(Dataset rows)
----
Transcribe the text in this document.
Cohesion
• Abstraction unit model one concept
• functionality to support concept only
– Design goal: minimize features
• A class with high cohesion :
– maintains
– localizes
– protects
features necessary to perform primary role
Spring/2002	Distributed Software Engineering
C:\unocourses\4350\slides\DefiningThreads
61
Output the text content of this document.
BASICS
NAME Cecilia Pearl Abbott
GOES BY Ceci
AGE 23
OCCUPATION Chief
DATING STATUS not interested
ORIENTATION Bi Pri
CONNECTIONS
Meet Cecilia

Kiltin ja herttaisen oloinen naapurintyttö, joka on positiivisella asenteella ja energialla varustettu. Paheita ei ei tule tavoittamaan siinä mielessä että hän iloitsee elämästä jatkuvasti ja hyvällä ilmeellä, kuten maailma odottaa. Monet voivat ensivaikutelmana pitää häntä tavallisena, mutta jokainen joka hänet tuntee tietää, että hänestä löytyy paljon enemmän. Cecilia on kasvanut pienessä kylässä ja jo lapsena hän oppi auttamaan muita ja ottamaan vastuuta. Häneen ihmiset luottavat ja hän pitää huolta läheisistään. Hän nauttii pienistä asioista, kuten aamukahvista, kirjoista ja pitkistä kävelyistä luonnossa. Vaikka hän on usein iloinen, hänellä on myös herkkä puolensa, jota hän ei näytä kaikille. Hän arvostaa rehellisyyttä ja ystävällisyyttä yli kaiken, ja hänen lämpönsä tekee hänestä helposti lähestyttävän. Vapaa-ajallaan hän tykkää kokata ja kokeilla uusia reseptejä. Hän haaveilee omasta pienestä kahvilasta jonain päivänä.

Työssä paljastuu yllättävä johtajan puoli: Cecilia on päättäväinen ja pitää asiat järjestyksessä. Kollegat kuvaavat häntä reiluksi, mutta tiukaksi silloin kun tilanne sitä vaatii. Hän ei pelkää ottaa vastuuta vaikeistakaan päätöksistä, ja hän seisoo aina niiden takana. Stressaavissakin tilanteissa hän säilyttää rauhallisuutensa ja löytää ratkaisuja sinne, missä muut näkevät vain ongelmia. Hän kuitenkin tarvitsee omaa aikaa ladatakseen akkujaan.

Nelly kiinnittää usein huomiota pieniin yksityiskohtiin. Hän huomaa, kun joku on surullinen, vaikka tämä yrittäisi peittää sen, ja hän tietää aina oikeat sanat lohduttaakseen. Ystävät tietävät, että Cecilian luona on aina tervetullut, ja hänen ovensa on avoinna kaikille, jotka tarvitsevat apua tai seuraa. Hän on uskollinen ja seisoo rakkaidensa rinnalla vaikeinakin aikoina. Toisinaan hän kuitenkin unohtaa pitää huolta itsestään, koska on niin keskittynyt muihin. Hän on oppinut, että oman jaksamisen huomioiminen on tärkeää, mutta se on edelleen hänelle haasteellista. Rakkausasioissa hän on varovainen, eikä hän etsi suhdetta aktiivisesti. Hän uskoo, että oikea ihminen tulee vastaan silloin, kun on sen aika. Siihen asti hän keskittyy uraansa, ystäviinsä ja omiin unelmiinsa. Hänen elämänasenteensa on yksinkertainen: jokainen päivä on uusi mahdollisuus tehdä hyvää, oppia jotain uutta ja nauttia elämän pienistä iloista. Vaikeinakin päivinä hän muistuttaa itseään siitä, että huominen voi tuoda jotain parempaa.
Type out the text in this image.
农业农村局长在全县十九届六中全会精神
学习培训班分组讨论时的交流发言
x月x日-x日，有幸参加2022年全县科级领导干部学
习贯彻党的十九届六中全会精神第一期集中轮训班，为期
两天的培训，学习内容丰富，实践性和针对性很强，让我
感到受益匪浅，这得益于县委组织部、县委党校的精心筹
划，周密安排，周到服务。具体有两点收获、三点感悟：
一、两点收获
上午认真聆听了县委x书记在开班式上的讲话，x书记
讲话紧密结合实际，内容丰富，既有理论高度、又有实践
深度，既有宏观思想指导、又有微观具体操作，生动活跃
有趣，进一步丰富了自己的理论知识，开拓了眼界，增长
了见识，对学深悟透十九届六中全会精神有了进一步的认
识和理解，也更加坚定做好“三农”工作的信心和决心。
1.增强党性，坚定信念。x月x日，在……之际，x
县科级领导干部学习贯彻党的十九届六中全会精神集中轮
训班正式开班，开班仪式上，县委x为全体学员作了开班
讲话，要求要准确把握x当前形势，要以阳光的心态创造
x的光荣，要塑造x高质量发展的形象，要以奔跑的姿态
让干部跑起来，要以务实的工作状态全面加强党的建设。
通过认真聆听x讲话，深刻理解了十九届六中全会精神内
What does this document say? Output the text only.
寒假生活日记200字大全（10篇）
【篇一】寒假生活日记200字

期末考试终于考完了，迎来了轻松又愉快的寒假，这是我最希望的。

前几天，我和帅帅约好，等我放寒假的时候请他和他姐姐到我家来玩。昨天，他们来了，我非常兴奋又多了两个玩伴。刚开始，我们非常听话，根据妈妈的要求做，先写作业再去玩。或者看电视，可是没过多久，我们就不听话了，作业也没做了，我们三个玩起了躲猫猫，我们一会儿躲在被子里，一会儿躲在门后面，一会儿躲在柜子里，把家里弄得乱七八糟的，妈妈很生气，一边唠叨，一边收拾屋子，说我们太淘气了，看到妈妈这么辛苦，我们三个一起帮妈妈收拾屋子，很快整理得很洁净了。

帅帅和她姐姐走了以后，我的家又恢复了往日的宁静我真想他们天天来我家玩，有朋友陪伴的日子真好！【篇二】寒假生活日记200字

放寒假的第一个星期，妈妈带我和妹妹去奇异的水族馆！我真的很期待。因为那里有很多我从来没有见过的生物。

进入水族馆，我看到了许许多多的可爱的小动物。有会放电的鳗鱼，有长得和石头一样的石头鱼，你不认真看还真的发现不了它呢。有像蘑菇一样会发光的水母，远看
----
* [INSTRUCTION]:
Give the entries once more, exactly as they appear.

* [RESULT OF THE TASK]:
Transcribe the text in this document.
Cohesion
• Abstraction unit model one concept
• functionality to support concept only
– Design goal: minimize features
• A class with high cohesion :
– maintains
– localizes
– protects
features necessary to perform primary role
Spring/2002	Distributed Software Engineering
C:\unocourses\4350\slides\DefiningThreads
61
Output the text content of this document.
BASICS
NAME Cecilia Pearl Abbott
GOES BY Ceci
AGE 23
OCCUPATION Chief
DATING STATUS not interested
ORIENTATION Bi Pri
CONNECTIONS
Meet Cecilia

Kiltin ja herttaisen oloinen naapurintyttö, joka on positiivisella asenteella ja energialla varustettu. Paheita ei ei tule tavoittamaan siinä mielessä että hän iloitsee elämästä jatkuvasti ja hyvällä ilmeellä, kuten maailma odottaa. Monet voivat ensivaikutelmana pitää häntä tavallisena, mutta jokainen joka hänet tuntee tietää, että hänestä löytyy paljon enemmän. Cecilia on kasvanut pienessä kylässä ja jo lapsena hän oppi auttamaan muita ja ottamaan vastuuta. Häneen ihmiset luottavat ja hän pitää huolta läheisistään. Hän nauttii pienistä asioista, kuten aamukahvista, kirjoista ja pitkistä kävelyistä luonnossa. Vaikka hän on usein iloinen, hänellä on myös herkkä puolensa, jota hän ei näytä kaikille. Hän arvostaa rehellisyyttä ja ystävällisyyttä yli kaiken, ja hänen lämpönsä tekee hänestä helposti lähestyttävän. Vapaa-ajallaan hän tykkää kokata ja kokeilla uusia reseptejä. Hän haaveilee omasta pienestä kahvilasta jonain päivänä.

Työssä paljastuu yllättävä johtajan puoli: Cecilia on päättäväinen ja pitää asiat järjestyksessä. Kollegat kuvaavat häntä reiluksi, mutta tiukaksi silloin kun tilanne sitä vaatii. Hän ei pelkää ottaa vastuuta vaikeistakaan päätöksistä, ja hän seisoo aina niiden takana. Stressaavissakin tilanteissa hän säilyttää rauhallisuutensa ja löytää ratkaisuja sinne, missä muut näkevät vain ongelmia. Hän kuitenkin tarvitsee omaa aikaa ladatakseen akkujaan.

Nelly kiinnittää usein huomiota pieniin yksityiskohtiin. Hän huomaa, kun joku on surullinen, vaikka tämä yrittäisi peittää sen, ja hän tietää aina oikeat sanat lohduttaakseen. Ystävät tietävät, että Cecilian luona on aina tervetullut, ja hänen ovensa on avoinna kaikille, jotka tarvitsevat apua tai seuraa. Hän on uskollinen ja seisoo rakkaidensa rinnalla vaikeinakin aikoina. Toisinaan hän kuitenkin unohtaa pitää huolta itsestään, koska on niin keskittynyt muihin. Hän on oppinut, että oman jaksamisen huomioiminen on tärkeää, mutta se on edelleen hänelle haasteellista. Rakkausasioissa hän on varovainen, eikä hän etsi suhdetta aktiivisesti. Hän uskoo, että oikea ihminen tulee vastaan silloin, kun on sen aika. Siihen asti hän keskittyy uraansa, ystäviinsä ja omiin unelmiinsa. Hänen elämänasenteensa on yksinkertainen: jokainen päivä on uusi mahdollisuus tehdä hyvää, oppia jotain uutta ja nauttia elämän pienistä iloista. Vaikeinakin päivinä hän muistuttaa itseään siitä, että huominen voi tuoda jotain parempaa.
Type out the text in this image.
农业农村局长在全县十九届六中全会精神
学习培训班分组讨论时的交流发言
x月x日-x日，有幸参加2022年全县科级领导干部学
习贯彻党的十九届六中全会精神第一期集中轮训班，为期
两天的培训，学习内容丰富，实践性和针对性很强，让我
感到受益匪浅，这得益于县委组织部、县委党校的精心筹
划，周密安排，周到服务。具体有两点收获、三点感悟：
一、两点收获
上午认真聆听了县委x书记在开班式上的讲话，x书记
讲话紧密结合实际，内容丰富，既有理论高度、又有实践
深度，既有宏观思想指导、又有微观具体操作，生动活跃
有趣，进一步丰富了自己的理论知识，开拓了眼界，增长
了见识，对学深悟透十九届六中全会精神有了进一步的认
识和理解，也更加坚定做好“三农”工作的信心和决心。
1.增强党性，坚定信念。x月x日，在……之际，x
县科级领导干部学习贯彻党的十九届六中全会精神集中轮
训班正式开班，开班仪式上，县委x为全体学员作了开班
讲话，要求要准确把握x当前形势，要以阳光的心态创造
x的光荣，要塑造x高质量发展的形象，要以奔跑的姿态
让干部跑起来，要以务实的工作状态全面加强党的建设。
通过认真聆听x讲话，深刻理解了十九届六中全会精神内
What does this document say? Output the text only.
寒假生活日记200字大全（10篇）
【篇一】寒假生活日记200字

期末考试终于考完了，迎来了轻松又愉快的寒假，这是我最希望的。

前几天，我和帅帅约好，等我放寒假的时候请他和他姐姐到我家来玩。昨天，他们来了，我非常兴奋又多了两个玩伴。刚开始，我们非常听话，根据妈妈的要求做，先写作业再去玩。或者看电视，可是没过多久，我们就不听话了，作业也没做了，我们三个玩起了躲猫猫，我们一会儿躲在被子里，一会儿躲在门后面，一会儿躲在柜子里，把家里弄得乱七八糟的，妈妈很生气，一边唠叨，一边收拾屋子，说我们太淘气了，看到妈妈这么辛苦，我们三个一起帮妈妈收拾屋子，很快整理得很洁净了。

帅帅和她姐姐走了以后，我的家又恢复了往日的宁静我真想他们天天来我家玩，有朋友陪伴的日子真好！【篇二】寒假生活日记200字

放寒假的第一个星期，妈妈带我和妹妹去奇异的水族馆！我真的很期待。因为那里有很多我从来没有见过的生物。

进入水族馆，我看到了许许多多的可爱的小动物。有会放电的鳗鱼，有长得和石头一样的石头鱼，你不认真看还真的发现不了它呢。有像蘑菇一样会发光的水母，远看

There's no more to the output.